:: YOUR OBJECTIVE ::
Identify each line below that contains the word "name", and copy it out.

────

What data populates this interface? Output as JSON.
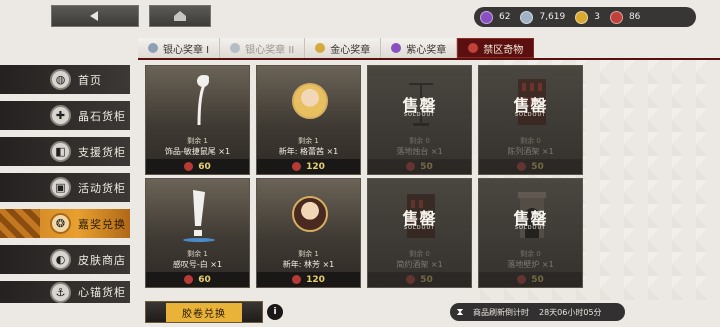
{
  "topbar": {
    "back_icon": "back-arrow-icon",
    "home_icon": "home-icon",
    "currencies": [
      {
        "icon": "purple-orb-icon",
        "color": "#8a4fc0",
        "value": "62"
      },
      {
        "icon": "diamond-icon",
        "color": "#9fb2c6",
        "value": "7,619"
      },
      {
        "icon": "gold-coin-icon",
        "color": "#d8aa30",
        "value": "3"
      },
      {
        "icon": "red-orb-icon",
        "color": "#c0403a",
        "value": "86"
      }
    ]
  },
  "tabs": [
    {
      "label": "银心奖章 I",
      "color": "#8fa0b4",
      "state": "normal"
    },
    {
      "label": "银心奖章 II",
      "color": "#b4bcc4",
      "state": "disabled"
    },
    {
      "label": "金心奖章",
      "color": "#d4aa3c",
      "state": "normal"
    },
    {
      "label": "紫心奖章",
      "color": "#8a4fc0",
      "state": "normal"
    },
    {
      "label": "禁区奇物",
      "color": "#c0403a",
      "state": "active"
    }
  ],
  "sidebar": {
    "items": [
      {
        "label": "首页",
        "icon": "shop-bag-icon",
        "glyph": "◍"
      },
      {
        "label": "晶石货柜",
        "icon": "crystal-icon",
        "glyph": "✚"
      },
      {
        "label": "支援货柜",
        "icon": "support-icon",
        "glyph": "◧"
      },
      {
        "label": "活动货柜",
        "icon": "event-chest-icon",
        "glyph": "▣"
      },
      {
        "label": "嘉奖兑换",
        "icon": "medal-icon",
        "glyph": "❂"
      },
      {
        "label": "皮肤商店",
        "icon": "skin-icon",
        "glyph": "◐"
      },
      {
        "label": "心锚货柜",
        "icon": "anchor-icon",
        "glyph": "⚓"
      }
    ]
  },
  "items": [
    {
      "stock": "剩余 1",
      "name": "饰品-敏捷鼠尾 ×1",
      "price": "60",
      "sold_out": false,
      "thumb": "tail-accessory"
    },
    {
      "stock": "剩余 1",
      "name": "新年: 格蕾茜 ×1",
      "price": "120",
      "sold_out": false,
      "thumb": "portrait-blonde"
    },
    {
      "stock": "剩余 0",
      "name": "落地烛台 ×1",
      "price": "50",
      "sold_out": true,
      "thumb": "candelabra"
    },
    {
      "stock": "剩余 0",
      "name": "陈列酒架 ×1",
      "price": "50",
      "sold_out": true,
      "thumb": "wine-rack"
    },
    {
      "stock": "剩余 1",
      "name": "感叹号-白 ×1",
      "price": "60",
      "sold_out": false,
      "thumb": "exclamation"
    },
    {
      "stock": "剩余 1",
      "name": "新年: 林芳 ×1",
      "price": "120",
      "sold_out": false,
      "thumb": "portrait-dark"
    },
    {
      "stock": "剩余 0",
      "name": "简约酒架 ×1",
      "price": "50",
      "sold_out": true,
      "thumb": "simple-rack"
    },
    {
      "stock": "剩余 0",
      "name": "落地壁炉 ×1",
      "price": "50",
      "sold_out": true,
      "thumb": "fireplace"
    }
  ],
  "soldout": {
    "text": "售罄",
    "sub": "SOLDOUT"
  },
  "bottom": {
    "exchange_label": "胶卷兑换",
    "info": "i",
    "refresh_label": "商品刷新倒计时",
    "refresh_time": "28天06小时05分"
  },
  "colors": {
    "accent": "#5a1010",
    "gold": "#e8b338"
  }
}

────

:: OUTPUT BELOW ::
      "name": "饰品-敏捷鼠尾 ×1",
      "name": "新年: 格蕾茜 ×1",
      "name": "落地烛台 ×1",
      "name": "陈列酒架 ×1",
      "name": "感叹号-白 ×1",
      "name": "新年: 林芳 ×1",
      "name": "简约酒架 ×1",
      "name": "落地壁炉 ×1",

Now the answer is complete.